▸ DATA RECORDS:
◇ ◇ ◇ ◇ ◇
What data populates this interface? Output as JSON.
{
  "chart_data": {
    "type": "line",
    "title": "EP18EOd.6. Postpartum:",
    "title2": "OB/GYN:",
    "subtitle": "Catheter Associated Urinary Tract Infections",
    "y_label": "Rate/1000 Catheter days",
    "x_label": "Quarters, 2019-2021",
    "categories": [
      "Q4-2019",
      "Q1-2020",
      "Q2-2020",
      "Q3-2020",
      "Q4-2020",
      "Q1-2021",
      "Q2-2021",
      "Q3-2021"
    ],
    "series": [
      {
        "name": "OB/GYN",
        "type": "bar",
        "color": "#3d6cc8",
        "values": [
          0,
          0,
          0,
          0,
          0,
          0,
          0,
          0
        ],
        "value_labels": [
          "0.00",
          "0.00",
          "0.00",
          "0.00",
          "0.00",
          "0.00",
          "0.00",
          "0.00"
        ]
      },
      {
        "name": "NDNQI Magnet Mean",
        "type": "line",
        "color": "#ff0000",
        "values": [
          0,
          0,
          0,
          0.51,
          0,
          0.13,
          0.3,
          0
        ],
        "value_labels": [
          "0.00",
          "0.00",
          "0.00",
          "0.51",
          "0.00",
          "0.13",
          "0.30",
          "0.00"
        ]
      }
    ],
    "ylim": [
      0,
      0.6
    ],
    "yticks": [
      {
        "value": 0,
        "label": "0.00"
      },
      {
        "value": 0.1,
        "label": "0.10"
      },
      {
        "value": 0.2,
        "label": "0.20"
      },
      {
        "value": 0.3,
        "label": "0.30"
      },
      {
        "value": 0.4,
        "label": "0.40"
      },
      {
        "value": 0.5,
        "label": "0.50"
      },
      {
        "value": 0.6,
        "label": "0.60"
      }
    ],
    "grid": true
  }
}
◇ ◇ ◇ ◇ ◇
Copy out the data shown above without altering anything.

What data populates this interface? Output as JSON.
{
  "chart_data": {
    "type": "line",
    "title": "EP18EOd.6. Postpartum:",
    "title2": "OB/GYN:",
    "subtitle": "Catheter Associated Urinary Tract Infections",
    "y_label": "Rate/1000 Catheter days",
    "x_label": "Quarters, 2019-2021",
    "categories": [
      "Q4-2019",
      "Q1-2020",
      "Q2-2020",
      "Q3-2020",
      "Q4-2020",
      "Q1-2021",
      "Q2-2021",
      "Q3-2021"
    ],
    "series": [
      {
        "name": "OB/GYN",
        "type": "bar",
        "color": "#3d6cc8",
        "values": [
          0,
          0,
          0,
          0,
          0,
          0,
          0,
          0
        ],
        "value_labels": [
          "0.00",
          "0.00",
          "0.00",
          "0.00",
          "0.00",
          "0.00",
          "0.00",
          "0.00"
        ]
      },
      {
        "name": "NDNQI Magnet Mean",
        "type": "line",
        "color": "#ff0000",
        "values": [
          0,
          0,
          0,
          0.51,
          0,
          0.13,
          0.3,
          0
        ],
        "value_labels": [
          "0.00",
          "0.00",
          "0.00",
          "0.51",
          "0.00",
          "0.13",
          "0.30",
          "0.00"
        ]
      }
    ],
    "ylim": [
      0,
      0.6
    ],
    "yticks": [
      {
        "value": 0,
        "label": "0.00"
      },
      {
        "value": 0.1,
        "label": "0.10"
      },
      {
        "value": 0.2,
        "label": "0.20"
      },
      {
        "value": 0.3,
        "label": "0.30"
      },
      {
        "value": 0.4,
        "label": "0.40"
      },
      {
        "value": 0.5,
        "label": "0.50"
      },
      {
        "value": 0.6,
        "label": "0.60"
      }
    ],
    "grid": true
  }
}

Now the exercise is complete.